WHAT TO PRODUCE:
Copy each line that contains the word "个位上是".

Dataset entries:
▼▼▼

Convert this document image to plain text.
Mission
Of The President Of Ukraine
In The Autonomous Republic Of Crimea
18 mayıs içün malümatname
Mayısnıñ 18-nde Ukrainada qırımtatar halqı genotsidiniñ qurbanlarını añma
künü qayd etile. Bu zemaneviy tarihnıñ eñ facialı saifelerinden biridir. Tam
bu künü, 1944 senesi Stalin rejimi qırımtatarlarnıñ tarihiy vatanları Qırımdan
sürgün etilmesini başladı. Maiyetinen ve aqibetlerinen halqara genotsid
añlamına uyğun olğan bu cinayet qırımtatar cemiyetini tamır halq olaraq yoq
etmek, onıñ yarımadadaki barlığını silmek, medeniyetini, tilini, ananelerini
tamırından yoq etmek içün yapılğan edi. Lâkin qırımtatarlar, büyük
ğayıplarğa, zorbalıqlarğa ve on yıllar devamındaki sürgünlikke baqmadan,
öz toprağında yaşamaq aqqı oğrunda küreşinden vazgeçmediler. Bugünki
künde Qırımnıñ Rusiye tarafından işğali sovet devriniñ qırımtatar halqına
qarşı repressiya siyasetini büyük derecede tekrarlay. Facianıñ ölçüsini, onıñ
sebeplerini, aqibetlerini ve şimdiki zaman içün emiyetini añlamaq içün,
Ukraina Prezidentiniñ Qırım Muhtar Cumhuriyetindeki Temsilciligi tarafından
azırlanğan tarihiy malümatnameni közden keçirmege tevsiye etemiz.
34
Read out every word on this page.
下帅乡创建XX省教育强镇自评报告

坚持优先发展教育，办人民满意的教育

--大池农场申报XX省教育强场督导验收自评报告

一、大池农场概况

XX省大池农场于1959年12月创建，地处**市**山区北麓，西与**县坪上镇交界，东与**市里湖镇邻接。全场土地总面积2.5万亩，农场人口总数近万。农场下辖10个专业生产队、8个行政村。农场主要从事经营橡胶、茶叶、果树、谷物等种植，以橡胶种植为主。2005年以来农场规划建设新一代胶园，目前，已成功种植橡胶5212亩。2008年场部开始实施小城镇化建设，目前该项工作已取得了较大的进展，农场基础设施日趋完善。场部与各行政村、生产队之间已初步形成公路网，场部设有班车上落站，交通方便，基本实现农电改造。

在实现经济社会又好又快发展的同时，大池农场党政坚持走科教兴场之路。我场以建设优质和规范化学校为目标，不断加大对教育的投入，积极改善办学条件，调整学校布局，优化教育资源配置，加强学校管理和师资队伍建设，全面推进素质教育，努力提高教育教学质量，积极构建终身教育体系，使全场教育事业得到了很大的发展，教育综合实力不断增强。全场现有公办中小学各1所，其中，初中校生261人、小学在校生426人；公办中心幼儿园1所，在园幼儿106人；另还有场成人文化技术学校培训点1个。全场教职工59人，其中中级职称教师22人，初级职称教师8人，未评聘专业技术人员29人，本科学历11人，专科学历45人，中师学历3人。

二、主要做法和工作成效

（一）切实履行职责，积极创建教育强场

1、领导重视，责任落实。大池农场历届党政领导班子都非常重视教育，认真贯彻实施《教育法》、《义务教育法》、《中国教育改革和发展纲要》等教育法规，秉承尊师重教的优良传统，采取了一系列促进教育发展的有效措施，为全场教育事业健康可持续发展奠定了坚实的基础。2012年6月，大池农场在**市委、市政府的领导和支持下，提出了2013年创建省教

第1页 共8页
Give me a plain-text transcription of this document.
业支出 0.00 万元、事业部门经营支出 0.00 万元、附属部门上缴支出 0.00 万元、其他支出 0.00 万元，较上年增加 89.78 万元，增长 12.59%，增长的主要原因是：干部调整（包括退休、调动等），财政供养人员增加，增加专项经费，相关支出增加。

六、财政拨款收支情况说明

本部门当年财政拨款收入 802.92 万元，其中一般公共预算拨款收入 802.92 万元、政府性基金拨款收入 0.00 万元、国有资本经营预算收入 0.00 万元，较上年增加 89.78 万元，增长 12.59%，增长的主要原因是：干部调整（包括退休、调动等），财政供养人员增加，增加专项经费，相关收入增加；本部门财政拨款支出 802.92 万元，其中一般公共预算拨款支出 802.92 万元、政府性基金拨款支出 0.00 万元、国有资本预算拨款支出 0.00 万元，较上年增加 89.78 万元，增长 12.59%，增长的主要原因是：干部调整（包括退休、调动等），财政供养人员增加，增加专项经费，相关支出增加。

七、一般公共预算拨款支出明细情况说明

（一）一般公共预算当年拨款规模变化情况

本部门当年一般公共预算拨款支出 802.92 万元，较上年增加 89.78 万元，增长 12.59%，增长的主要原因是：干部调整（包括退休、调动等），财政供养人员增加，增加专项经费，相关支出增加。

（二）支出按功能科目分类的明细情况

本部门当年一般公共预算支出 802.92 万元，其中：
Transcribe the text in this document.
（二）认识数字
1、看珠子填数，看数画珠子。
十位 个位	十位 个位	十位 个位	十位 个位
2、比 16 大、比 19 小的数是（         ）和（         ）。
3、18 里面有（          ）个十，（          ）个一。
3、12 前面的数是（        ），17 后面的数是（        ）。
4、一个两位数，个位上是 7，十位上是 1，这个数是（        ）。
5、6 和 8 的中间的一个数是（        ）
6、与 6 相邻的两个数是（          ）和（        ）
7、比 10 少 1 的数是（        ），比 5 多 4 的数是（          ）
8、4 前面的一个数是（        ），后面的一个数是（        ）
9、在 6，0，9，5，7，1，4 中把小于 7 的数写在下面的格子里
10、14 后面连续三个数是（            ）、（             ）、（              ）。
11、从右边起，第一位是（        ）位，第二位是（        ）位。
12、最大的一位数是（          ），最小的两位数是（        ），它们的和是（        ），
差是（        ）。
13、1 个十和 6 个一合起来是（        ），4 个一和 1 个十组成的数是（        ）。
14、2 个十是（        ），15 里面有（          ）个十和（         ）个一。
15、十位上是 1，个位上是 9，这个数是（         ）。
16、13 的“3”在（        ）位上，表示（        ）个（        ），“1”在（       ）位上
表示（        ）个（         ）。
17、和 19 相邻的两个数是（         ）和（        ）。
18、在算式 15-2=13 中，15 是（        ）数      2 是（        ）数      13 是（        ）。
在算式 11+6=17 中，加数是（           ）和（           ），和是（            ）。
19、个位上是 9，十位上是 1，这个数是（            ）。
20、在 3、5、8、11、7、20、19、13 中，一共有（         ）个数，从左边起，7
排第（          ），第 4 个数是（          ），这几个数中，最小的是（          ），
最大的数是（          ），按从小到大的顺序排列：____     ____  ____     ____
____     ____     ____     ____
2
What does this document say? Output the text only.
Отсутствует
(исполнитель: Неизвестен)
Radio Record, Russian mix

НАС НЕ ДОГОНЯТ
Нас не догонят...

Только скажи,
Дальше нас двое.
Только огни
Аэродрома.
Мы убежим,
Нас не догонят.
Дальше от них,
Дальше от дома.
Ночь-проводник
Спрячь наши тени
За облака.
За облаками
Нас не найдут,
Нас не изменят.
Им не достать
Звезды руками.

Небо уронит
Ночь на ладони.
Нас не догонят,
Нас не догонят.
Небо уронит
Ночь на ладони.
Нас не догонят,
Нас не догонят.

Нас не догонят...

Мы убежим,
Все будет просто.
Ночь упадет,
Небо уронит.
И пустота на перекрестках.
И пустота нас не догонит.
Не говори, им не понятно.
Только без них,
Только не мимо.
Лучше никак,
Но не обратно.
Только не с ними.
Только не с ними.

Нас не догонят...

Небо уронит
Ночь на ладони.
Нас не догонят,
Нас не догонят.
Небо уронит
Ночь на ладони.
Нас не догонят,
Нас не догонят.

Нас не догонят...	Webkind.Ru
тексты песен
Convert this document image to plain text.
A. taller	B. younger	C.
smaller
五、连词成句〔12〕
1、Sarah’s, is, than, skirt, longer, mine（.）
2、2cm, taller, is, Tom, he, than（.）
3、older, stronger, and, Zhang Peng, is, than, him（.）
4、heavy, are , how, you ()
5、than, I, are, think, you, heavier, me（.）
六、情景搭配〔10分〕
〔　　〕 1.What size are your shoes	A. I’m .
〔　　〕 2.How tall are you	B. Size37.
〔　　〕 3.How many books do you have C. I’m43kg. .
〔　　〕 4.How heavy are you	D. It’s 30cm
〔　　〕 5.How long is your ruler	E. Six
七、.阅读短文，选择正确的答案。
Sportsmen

▲▲▲

SOLUTION TO THE EXERCISE:
4、一个两位数，个位上是 7，十位上是 1，这个数是（        ）。
15、十位上是 1，个位上是 9，这个数是（         ）。
19、个位上是 9，十位上是 1，这个数是（            ）。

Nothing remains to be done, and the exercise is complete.